▸ LISTING
◇ ◇ ◇ ◇ ◇

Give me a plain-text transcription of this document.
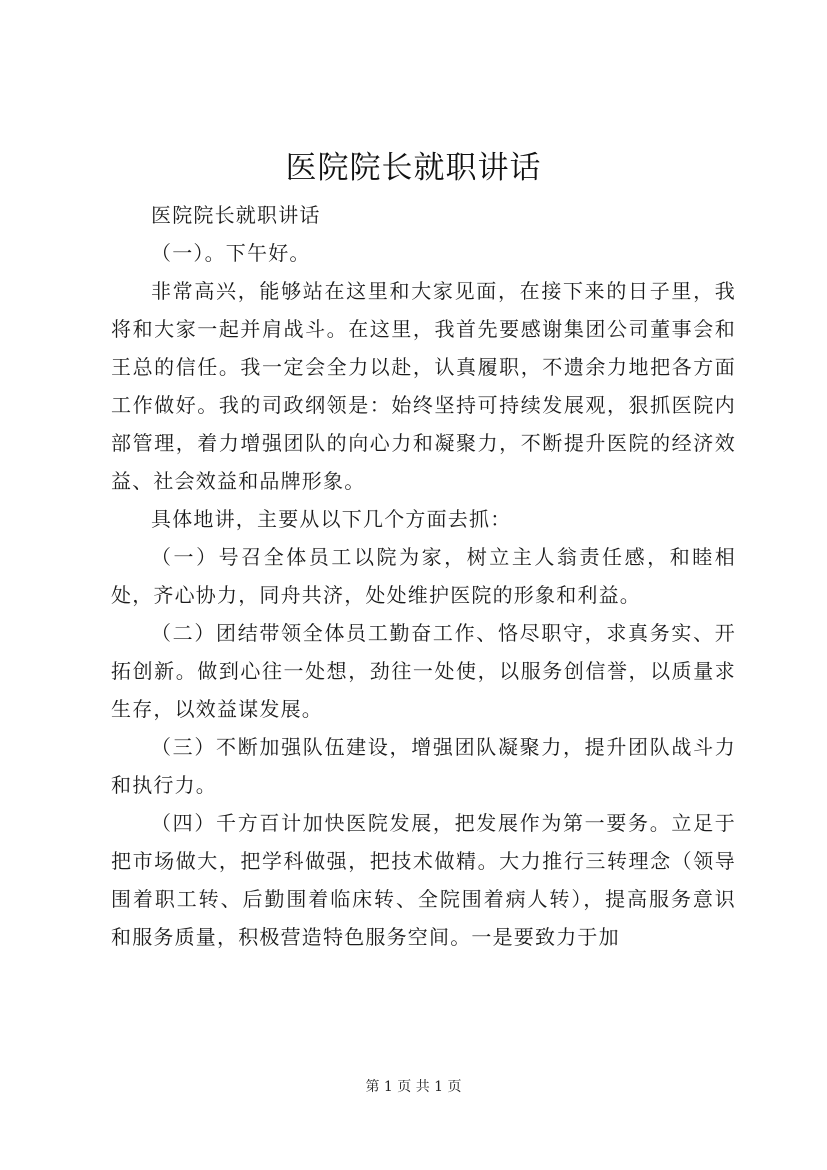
医院院长就职讲话

医院院长就职讲话

（一）。下午好。

非常高兴，能够站在这里和大家见面，在接下来的日子里，我将和大家一起并肩战斗。在这里，我首先要感谢集团公司董事会和王总的信任。我一定会全力以赴，认真履职，不遗余力地把各方面工作做好。我的司政纲领是：始终坚持可持续发展观，狠抓医院内部管理，着力增强团队的向心力和凝聚力，不断提升医院的经济效益、社会效益和品牌形象。

具体地讲，主要从以下几个方面去抓：

（一）号召全体员工以院为家，树立主人翁责任感，和睦相处，齐心协力，同舟共济，处处维护医院的形象和利益。

（二）团结带领全体员工勤奋工作、恪尽职守，求真务实、开拓创新。做到心往一处想，劲往一处使，以服务创信誉，以质量求生存，以效益谋发展。

（三）不断加强队伍建设，增强团队凝聚力，提升团队战斗力和执行力。

（四）千方百计加快医院发展，把发展作为第一要务。立足于把市场做大，把学科做强，把技术做精。大力推行三转理念（领导围着职工转、后勤围着临床转、全院围着病人转），提高服务意识和服务质量，积极营造特色服务空间。一是要致力于加

第 1 页 共 1 页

◇ ◇ ◇ ◇ ◇

▸ SHORT TASK
Return the listing above word for word, with the pictures removed.

▸ THE OUTPUT
Give me a plain-text transcription of this document.
医院院长就职讲话

医院院长就职讲话

（一）。下午好。

非常高兴，能够站在这里和大家见面，在接下来的日子里，我将和大家一起并肩战斗。在这里，我首先要感谢集团公司董事会和王总的信任。我一定会全力以赴，认真履职，不遗余力地把各方面工作做好。我的司政纲领是：始终坚持可持续发展观，狠抓医院内部管理，着力增强团队的向心力和凝聚力，不断提升医院的经济效益、社会效益和品牌形象。

具体地讲，主要从以下几个方面去抓：

（一）号召全体员工以院为家，树立主人翁责任感，和睦相处，齐心协力，同舟共济，处处维护医院的形象和利益。

（二）团结带领全体员工勤奋工作、恪尽职守，求真务实、开拓创新。做到心往一处想，劲往一处使，以服务创信誉，以质量求生存，以效益谋发展。

（三）不断加强队伍建设，增强团队凝聚力，提升团队战斗力和执行力。

（四）千方百计加快医院发展，把发展作为第一要务。立足于把市场做大，把学科做强，把技术做精。大力推行三转理念（领导围着职工转、后勤围着临床转、全院围着病人转），提高服务意识和服务质量，积极营造特色服务空间。一是要致力于加

第 1 页 共 1 页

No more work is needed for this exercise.